§ What is required: Wherever the string "File" occurs in a line of these records, report that line.

___ Provided entries ___

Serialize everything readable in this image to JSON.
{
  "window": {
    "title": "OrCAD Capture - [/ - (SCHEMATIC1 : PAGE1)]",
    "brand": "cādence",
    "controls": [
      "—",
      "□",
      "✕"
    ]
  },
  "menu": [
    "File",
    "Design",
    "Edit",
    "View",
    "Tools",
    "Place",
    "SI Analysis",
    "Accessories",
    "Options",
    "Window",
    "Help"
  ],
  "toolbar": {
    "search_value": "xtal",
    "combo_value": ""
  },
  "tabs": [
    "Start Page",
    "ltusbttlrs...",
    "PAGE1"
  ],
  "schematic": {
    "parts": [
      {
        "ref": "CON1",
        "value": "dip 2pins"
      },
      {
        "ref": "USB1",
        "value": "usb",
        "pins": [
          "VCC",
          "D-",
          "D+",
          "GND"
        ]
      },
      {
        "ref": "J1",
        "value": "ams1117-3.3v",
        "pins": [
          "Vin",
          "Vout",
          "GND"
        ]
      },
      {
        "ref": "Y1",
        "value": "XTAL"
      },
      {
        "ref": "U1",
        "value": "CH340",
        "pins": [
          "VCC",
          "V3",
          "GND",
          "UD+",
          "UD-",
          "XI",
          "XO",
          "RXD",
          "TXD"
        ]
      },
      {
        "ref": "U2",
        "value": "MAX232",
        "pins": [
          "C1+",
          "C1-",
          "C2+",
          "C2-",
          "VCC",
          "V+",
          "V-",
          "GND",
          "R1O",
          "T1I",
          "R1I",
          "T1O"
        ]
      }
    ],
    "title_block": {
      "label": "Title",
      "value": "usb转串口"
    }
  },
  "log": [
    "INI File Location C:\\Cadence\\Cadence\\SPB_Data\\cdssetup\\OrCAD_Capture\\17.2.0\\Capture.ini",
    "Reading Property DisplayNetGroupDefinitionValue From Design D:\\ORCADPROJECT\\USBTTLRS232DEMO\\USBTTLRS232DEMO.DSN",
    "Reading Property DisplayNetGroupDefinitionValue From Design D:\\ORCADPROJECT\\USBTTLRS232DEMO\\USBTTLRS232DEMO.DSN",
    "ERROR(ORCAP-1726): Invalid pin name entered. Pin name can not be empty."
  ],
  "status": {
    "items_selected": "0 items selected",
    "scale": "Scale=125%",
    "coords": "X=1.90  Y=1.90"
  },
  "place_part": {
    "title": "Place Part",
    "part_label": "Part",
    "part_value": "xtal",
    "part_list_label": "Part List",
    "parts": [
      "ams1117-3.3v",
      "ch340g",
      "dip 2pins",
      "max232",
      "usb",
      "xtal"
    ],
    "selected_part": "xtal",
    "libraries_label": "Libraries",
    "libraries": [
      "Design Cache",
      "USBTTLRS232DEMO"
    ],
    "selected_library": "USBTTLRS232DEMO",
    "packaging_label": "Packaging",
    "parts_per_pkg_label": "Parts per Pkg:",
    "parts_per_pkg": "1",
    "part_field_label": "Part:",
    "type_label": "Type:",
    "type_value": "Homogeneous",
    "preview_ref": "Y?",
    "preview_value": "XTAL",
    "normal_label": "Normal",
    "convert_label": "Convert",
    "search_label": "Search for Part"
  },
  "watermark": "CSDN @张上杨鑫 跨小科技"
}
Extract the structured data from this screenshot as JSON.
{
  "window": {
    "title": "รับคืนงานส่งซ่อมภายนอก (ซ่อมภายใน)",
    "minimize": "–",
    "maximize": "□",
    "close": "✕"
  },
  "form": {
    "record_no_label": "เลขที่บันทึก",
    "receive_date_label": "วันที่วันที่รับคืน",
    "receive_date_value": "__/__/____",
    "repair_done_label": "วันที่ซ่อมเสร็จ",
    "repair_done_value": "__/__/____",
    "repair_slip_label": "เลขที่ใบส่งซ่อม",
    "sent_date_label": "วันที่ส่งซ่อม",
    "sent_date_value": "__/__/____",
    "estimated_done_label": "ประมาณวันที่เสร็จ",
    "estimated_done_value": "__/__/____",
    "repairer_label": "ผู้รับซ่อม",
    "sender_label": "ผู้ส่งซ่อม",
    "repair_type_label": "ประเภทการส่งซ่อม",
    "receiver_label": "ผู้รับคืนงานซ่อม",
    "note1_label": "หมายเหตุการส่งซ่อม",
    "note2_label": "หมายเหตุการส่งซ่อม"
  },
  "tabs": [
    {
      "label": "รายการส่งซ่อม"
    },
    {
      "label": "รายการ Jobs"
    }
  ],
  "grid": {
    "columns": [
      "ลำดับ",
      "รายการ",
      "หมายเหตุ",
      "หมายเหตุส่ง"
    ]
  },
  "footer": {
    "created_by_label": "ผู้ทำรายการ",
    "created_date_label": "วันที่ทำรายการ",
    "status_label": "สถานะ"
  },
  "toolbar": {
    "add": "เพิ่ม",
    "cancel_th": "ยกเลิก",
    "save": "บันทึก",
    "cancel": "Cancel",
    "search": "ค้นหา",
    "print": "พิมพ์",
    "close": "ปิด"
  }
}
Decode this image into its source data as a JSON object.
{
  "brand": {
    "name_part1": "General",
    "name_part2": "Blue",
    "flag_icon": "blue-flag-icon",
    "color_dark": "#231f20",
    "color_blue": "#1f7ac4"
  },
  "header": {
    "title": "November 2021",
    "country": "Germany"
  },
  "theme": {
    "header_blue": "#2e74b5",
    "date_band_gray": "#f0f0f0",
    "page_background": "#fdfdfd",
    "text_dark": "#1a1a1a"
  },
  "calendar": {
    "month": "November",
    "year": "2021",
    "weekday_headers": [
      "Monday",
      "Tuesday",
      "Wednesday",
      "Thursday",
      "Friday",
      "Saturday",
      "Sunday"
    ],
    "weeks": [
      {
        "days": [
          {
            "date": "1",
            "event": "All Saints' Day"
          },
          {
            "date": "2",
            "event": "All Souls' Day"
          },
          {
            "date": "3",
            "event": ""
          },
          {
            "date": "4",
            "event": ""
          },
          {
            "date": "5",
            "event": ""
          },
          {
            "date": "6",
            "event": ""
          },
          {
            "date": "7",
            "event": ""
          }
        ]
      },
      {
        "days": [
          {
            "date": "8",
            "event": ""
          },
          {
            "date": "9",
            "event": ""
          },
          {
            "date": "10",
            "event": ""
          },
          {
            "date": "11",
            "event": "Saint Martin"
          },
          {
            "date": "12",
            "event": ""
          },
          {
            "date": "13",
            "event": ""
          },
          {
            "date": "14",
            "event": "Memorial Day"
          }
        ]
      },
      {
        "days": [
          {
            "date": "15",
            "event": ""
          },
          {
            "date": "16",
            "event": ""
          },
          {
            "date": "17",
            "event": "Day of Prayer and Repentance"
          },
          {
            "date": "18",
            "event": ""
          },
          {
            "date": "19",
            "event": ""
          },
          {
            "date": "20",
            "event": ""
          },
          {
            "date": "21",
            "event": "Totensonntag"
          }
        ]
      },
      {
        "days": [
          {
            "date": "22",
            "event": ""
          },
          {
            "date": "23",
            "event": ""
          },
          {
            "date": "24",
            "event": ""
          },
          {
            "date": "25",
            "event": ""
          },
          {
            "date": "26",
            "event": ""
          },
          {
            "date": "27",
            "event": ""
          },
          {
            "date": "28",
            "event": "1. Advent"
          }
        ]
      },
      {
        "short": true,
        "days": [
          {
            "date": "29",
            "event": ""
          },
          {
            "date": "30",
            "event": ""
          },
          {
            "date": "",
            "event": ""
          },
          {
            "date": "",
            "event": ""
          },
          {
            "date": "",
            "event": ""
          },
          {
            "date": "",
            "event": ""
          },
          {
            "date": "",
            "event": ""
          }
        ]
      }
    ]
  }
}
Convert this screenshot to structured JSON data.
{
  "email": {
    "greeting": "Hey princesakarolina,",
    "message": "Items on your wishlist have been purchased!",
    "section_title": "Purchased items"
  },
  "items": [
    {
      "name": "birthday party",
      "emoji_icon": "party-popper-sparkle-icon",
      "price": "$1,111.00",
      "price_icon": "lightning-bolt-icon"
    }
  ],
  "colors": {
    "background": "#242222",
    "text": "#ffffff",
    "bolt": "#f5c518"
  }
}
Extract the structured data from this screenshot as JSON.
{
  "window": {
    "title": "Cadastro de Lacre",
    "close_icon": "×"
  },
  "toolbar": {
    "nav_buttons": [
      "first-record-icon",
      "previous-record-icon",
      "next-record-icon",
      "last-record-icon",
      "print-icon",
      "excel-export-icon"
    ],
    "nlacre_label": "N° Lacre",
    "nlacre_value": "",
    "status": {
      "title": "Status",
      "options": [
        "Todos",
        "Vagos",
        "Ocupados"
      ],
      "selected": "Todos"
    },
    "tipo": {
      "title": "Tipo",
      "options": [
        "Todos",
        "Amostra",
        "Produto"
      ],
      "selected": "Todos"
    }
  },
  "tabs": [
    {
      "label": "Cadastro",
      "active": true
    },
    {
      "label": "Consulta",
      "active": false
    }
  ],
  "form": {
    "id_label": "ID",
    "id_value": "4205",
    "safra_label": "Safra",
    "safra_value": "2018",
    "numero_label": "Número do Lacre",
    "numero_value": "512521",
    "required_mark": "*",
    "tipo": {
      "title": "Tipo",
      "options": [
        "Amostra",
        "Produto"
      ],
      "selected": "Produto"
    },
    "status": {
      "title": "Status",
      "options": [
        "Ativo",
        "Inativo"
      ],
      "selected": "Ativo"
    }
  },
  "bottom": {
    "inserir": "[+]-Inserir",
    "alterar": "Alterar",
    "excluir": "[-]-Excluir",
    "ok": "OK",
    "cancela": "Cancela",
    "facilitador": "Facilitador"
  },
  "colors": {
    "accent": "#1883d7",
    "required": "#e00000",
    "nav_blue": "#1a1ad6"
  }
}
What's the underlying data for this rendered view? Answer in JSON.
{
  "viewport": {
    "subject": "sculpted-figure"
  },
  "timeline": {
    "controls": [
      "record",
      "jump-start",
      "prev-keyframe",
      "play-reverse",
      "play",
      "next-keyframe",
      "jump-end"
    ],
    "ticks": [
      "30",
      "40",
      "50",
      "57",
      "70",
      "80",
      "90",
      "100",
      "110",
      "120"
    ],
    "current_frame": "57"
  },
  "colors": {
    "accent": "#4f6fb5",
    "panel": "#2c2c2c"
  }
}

___

§ The response:
    "File",
    "INI File Location C:\\Cadence\\Cadence\\SPB_Data\\cdssetup\\OrCAD_Capture\\17.2.0\\Capture.ini",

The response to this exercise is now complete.